### EXERCISE MATERIALS

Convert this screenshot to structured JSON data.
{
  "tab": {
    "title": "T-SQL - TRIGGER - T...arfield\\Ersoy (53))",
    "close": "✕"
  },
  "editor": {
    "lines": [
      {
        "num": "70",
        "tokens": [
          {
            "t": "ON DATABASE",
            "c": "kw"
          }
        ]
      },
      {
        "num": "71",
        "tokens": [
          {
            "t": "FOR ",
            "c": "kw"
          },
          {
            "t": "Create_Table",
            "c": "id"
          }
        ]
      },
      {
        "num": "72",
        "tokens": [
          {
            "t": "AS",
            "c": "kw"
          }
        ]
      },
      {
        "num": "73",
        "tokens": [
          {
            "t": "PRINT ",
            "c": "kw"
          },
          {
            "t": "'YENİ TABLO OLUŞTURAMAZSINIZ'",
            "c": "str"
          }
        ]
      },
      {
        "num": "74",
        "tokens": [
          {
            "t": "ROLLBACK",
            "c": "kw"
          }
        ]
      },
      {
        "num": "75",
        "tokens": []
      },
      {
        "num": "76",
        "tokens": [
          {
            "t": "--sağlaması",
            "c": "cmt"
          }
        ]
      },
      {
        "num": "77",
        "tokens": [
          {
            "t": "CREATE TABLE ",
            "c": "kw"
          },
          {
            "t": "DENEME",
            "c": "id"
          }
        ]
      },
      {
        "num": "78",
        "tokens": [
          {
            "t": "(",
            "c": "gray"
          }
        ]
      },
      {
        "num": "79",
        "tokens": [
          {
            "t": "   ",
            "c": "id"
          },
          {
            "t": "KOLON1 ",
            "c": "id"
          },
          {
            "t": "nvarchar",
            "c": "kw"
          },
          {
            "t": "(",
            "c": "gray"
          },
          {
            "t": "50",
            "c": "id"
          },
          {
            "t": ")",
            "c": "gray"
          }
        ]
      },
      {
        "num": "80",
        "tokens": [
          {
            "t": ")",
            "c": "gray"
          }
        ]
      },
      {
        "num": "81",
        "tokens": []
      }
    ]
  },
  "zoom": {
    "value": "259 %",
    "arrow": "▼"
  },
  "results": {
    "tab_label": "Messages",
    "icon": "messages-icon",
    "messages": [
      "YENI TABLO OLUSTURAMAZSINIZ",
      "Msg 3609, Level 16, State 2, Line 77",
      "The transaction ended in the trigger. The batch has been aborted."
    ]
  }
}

######

**GIVEN INSTRUCTION**
Identify every line holding the word "TABLO" and copy it out.

**COMPLETED TASK**
            "t": "'YENİ TABLO OLUŞTURAMAZSINIZ'",
      "YENI TABLO OLUSTURAMAZSINIZ",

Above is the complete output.